### [YOUR TASK]
Reproduce every record exactly as it appears, but not the pictures.

[start PROVIDED MATERIAL]

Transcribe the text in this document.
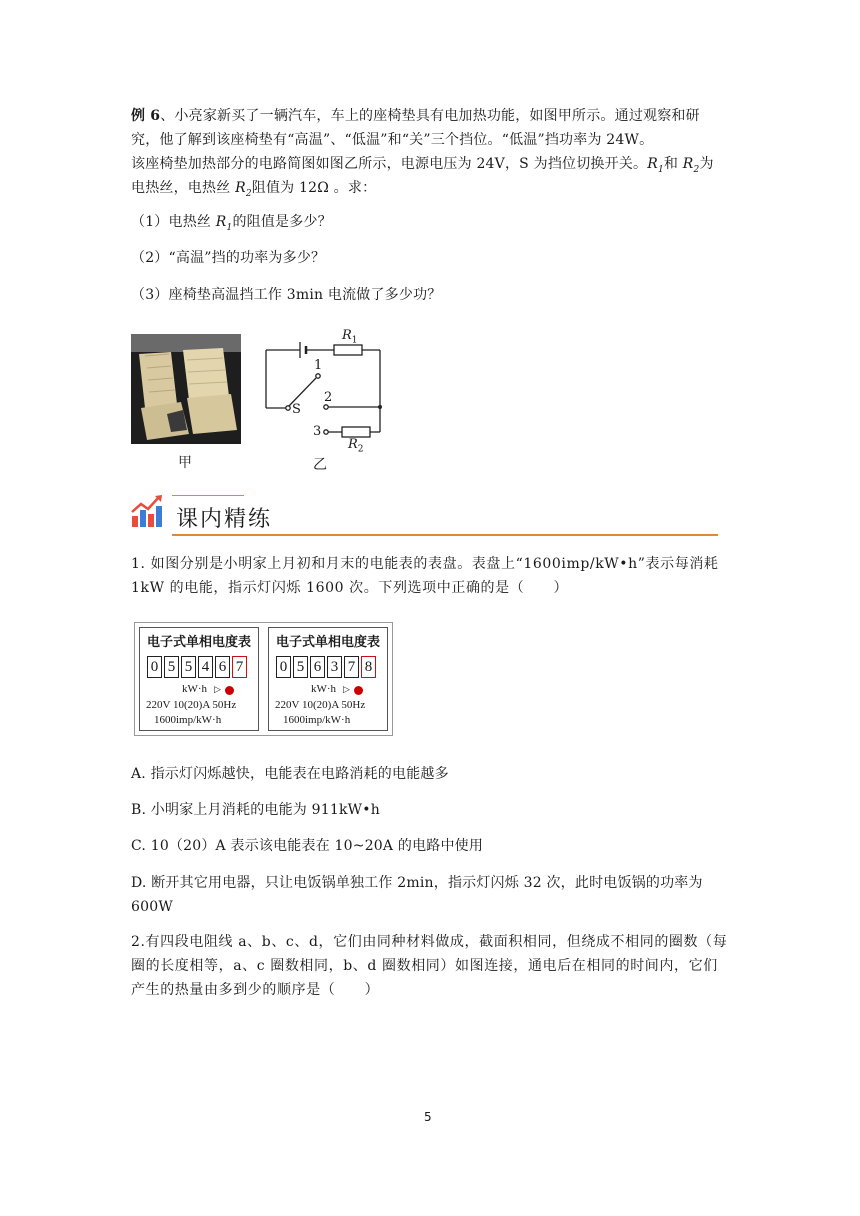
例 6、小亮家新买了一辆汽车，车上的座椅垫具有电加热功能，如图甲所示。通过观察和研
究，他了解到该座椅垫有“高温”、“低温”和“关”三个挡位。“低温”挡功率为 24W。
该座椅垫加热部分的电路简图如图乙所示，电源电压为 24V，S 为挡位切换开关。$R_1$和 $R_2$为
电热丝，电热丝 $R_2$阻值为 12Ω 。求：
（1）电热丝 $R_1$的阻值是多少？
（2）“高温”挡的功率为多少？
（3）座椅垫高温挡工作 3min 电流做了多少功？
甲
$R_1$
$R_2$
S
1
2
3
乙
课内精练
1. 如图分别是小明家上月初和月末的电能表的表盘。表盘上“1600imp/kW•h”表示每消耗
1kW 的电能，指示灯闪烁 1600 次。下列选项中正确的是（　　）
电子式单相电度表
0 5 5 4 6 7
kW·h ▷
220V 10(20)A 50Hz
1600imp/kW·h
电子式单相电度表
0 5 6 3 7 8
kW·h ▷
220V 10(20)A 50Hz
1600imp/kW·h
A. 指示灯闪烁越快，电能表在电路消耗的电能越多
B. 小明家上月消耗的电能为 911kW•h
C. 10（20）A 表示该电能表在 10~20A 的电路中使用
D. 断开其它用电器，只让电饭锅单独工作 2min，指示灯闪烁 32 次，此时电饭锅的功率为
600W
2.有四段电阻线 a、b、c、d，它们由同种材料做成，截面积相同，但绕成不相同的圈数（每
圈的长度相等，a、c 圈数相同，b、d 圈数相同）如图连接，通电后在相同的时间内，它们
产生的热量由多到少的顺序是（　　）
5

[end PROVIDED MATERIAL]

### [EXERCISE OUTPUT]
Transcribe the text in this document.
例 6、小亮家新买了一辆汽车，车上的座椅垫具有电加热功能，如图甲所示。通过观察和研
究，他了解到该座椅垫有“高温”、“低温”和“关”三个挡位。“低温”挡功率为 24W。
该座椅垫加热部分的电路简图如图乙所示，电源电压为 24V，S 为挡位切换开关。$R_1$和 $R_2$为
电热丝，电热丝 $R_2$阻值为 12Ω 。求：
（1）电热丝 $R_1$的阻值是多少？
（2）“高温”挡的功率为多少？
（3）座椅垫高温挡工作 3min 电流做了多少功？
甲
$R_1$
$R_2$
S
1
2
3
乙
课内精练
1. 如图分别是小明家上月初和月末的电能表的表盘。表盘上“1600imp/kW•h”表示每消耗
1kW 的电能，指示灯闪烁 1600 次。下列选项中正确的是（　　）
电子式单相电度表
0 5 5 4 6 7
kW·h ▷
220V 10(20)A 50Hz
1600imp/kW·h
电子式单相电度表
0 5 6 3 7 8
kW·h ▷
220V 10(20)A 50Hz
1600imp/kW·h
A. 指示灯闪烁越快，电能表在电路消耗的电能越多
B. 小明家上月消耗的电能为 911kW•h
C. 10（20）A 表示该电能表在 10~20A 的电路中使用
D. 断开其它用电器，只让电饭锅单独工作 2min，指示灯闪烁 32 次，此时电饭锅的功率为
600W
2.有四段电阻线 a、b、c、d，它们由同种材料做成，截面积相同，但绕成不相同的圈数（每
圈的长度相等，a、c 圈数相同，b、d 圈数相同）如图连接，通电后在相同的时间内，它们
产生的热量由多到少的顺序是（　　）
5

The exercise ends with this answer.